* [Exercise]:
Repeat the full listing, word for word.

- - - - - - -

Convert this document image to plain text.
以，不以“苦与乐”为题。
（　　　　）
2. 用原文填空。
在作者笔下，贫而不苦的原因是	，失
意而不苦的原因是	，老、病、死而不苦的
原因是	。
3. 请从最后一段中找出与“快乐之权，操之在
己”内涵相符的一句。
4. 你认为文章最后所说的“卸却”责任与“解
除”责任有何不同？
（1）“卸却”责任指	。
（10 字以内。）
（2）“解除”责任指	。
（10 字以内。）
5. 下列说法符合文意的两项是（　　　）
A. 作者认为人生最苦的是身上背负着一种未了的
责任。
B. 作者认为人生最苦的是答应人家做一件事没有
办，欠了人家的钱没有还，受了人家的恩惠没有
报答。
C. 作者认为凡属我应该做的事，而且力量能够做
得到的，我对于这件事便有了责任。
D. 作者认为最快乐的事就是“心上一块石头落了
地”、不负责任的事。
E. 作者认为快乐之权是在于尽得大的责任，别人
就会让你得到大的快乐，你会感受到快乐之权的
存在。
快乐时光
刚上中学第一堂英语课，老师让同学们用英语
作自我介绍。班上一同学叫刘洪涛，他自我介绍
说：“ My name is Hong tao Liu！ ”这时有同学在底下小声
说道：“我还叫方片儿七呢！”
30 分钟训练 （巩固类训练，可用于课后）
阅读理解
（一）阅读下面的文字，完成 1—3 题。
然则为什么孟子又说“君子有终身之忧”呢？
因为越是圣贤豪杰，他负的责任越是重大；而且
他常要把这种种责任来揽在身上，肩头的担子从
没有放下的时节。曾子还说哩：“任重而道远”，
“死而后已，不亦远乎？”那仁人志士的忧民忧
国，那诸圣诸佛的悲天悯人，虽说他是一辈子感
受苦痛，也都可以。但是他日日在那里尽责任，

- - - - - - -

* [Answer in full]:
Convert this document image to plain text.
以，不以“苦与乐”为题。
（　　　　）
2. 用原文填空。
在作者笔下，贫而不苦的原因是	，失
意而不苦的原因是	，老、病、死而不苦的
原因是	。
3. 请从最后一段中找出与“快乐之权，操之在
己”内涵相符的一句。
4. 你认为文章最后所说的“卸却”责任与“解
除”责任有何不同？
（1）“卸却”责任指	。
（10 字以内。）
（2）“解除”责任指	。
（10 字以内。）
5. 下列说法符合文意的两项是（　　　）
A. 作者认为人生最苦的是身上背负着一种未了的
责任。
B. 作者认为人生最苦的是答应人家做一件事没有
办，欠了人家的钱没有还，受了人家的恩惠没有
报答。
C. 作者认为凡属我应该做的事，而且力量能够做
得到的，我对于这件事便有了责任。
D. 作者认为最快乐的事就是“心上一块石头落了
地”、不负责任的事。
E. 作者认为快乐之权是在于尽得大的责任，别人
就会让你得到大的快乐，你会感受到快乐之权的
存在。
快乐时光
刚上中学第一堂英语课，老师让同学们用英语
作自我介绍。班上一同学叫刘洪涛，他自我介绍
说：“ My name is Hong tao Liu！ ”这时有同学在底下小声
说道：“我还叫方片儿七呢！”
30 分钟训练 （巩固类训练，可用于课后）
阅读理解
（一）阅读下面的文字，完成 1—3 题。
然则为什么孟子又说“君子有终身之忧”呢？
因为越是圣贤豪杰，他负的责任越是重大；而且
他常要把这种种责任来揽在身上，肩头的担子从
没有放下的时节。曾子还说哩：“任重而道远”，
“死而后已，不亦远乎？”那仁人志士的忧民忧
国，那诸圣诸佛的悲天悯人，虽说他是一辈子感
受苦痛，也都可以。但是他日日在那里尽责任，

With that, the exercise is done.